• _STATED PROBLEM_: Look through the data below and work out how many lines contain the string "财务控制的目标". Give the number alone.

• _ENTRIES PROVIDED_:
────────────────────

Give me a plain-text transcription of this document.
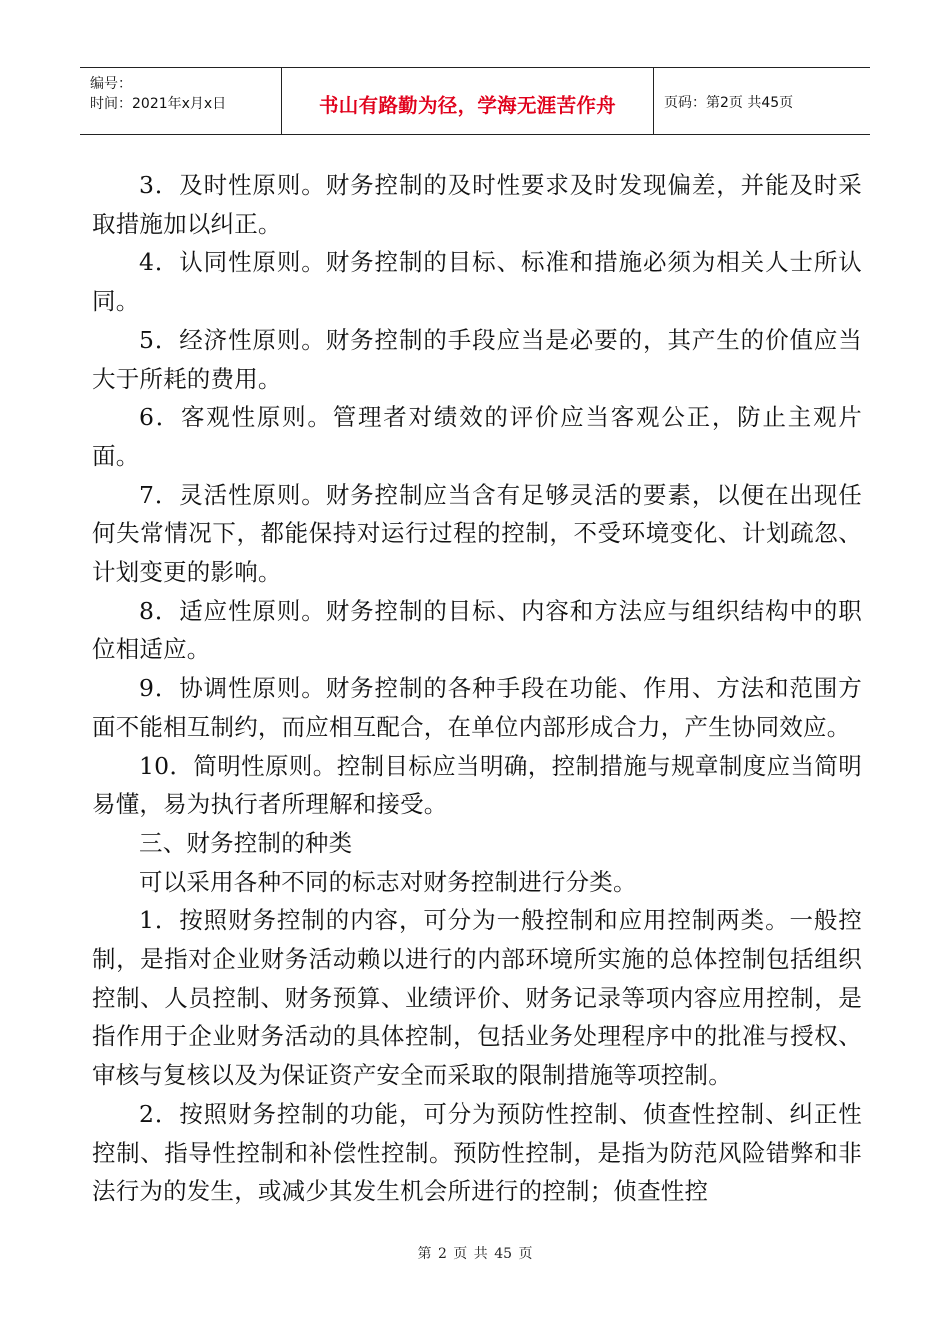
编号：
时间：2021年x月x日	书山有路勤为径，学海无涯苦作舟	页码：第2页 共45页

3．及时性原则。财务控制的及时性要求及时发现偏差，并能及时采取措施加以纠正。

4．认同性原则。财务控制的目标、标准和措施必须为相关人士所认同。

5．经济性原则。财务控制的手段应当是必要的，其产生的价值应当大于所耗的费用。

6．客观性原则。管理者对绩效的评价应当客观公正，防止主观片面。

7．灵活性原则。财务控制应当含有足够灵活的要素，以便在出现任何失常情况下，都能保持对运行过程的控制，不受环境变化、计划疏忽、计划变更的影响。

8．适应性原则。财务控制的目标、内容和方法应与组织结构中的职位相适应。

9．协调性原则。财务控制的各种手段在功能、作用、方法和范围方面不能相互制约，而应相互配合，在单位内部形成合力，产生协同效应。

10．简明性原则。控制目标应当明确，控制措施与规章制度应当简明易懂，易为执行者所理解和接受。

三、财务控制的种类

可以采用各种不同的标志对财务控制进行分类。

1．按照财务控制的内容，可分为一般控制和应用控制两类。一般控制，是指对企业财务活动赖以进行的内部环境所实施的总体控制包括组织控制、人员控制、财务预算、业绩评价、财务记录等项内容应用控制，是指作用于企业财务活动的具体控制，包括业务处理程序中的批准与授权、审核与复核以及为保证资产安全而采取的限制措施等项控制。

2．按照财务控制的功能，可分为预防性控制、侦查性控制、纠正性控制、指导性控制和补偿性控制。预防性控制，是指为防范风险错弊和非法行为的发生，或减少其发生机会所进行的控制；侦查性控

第 2 页 共 45 页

────────────────────

• _REPLY_: 2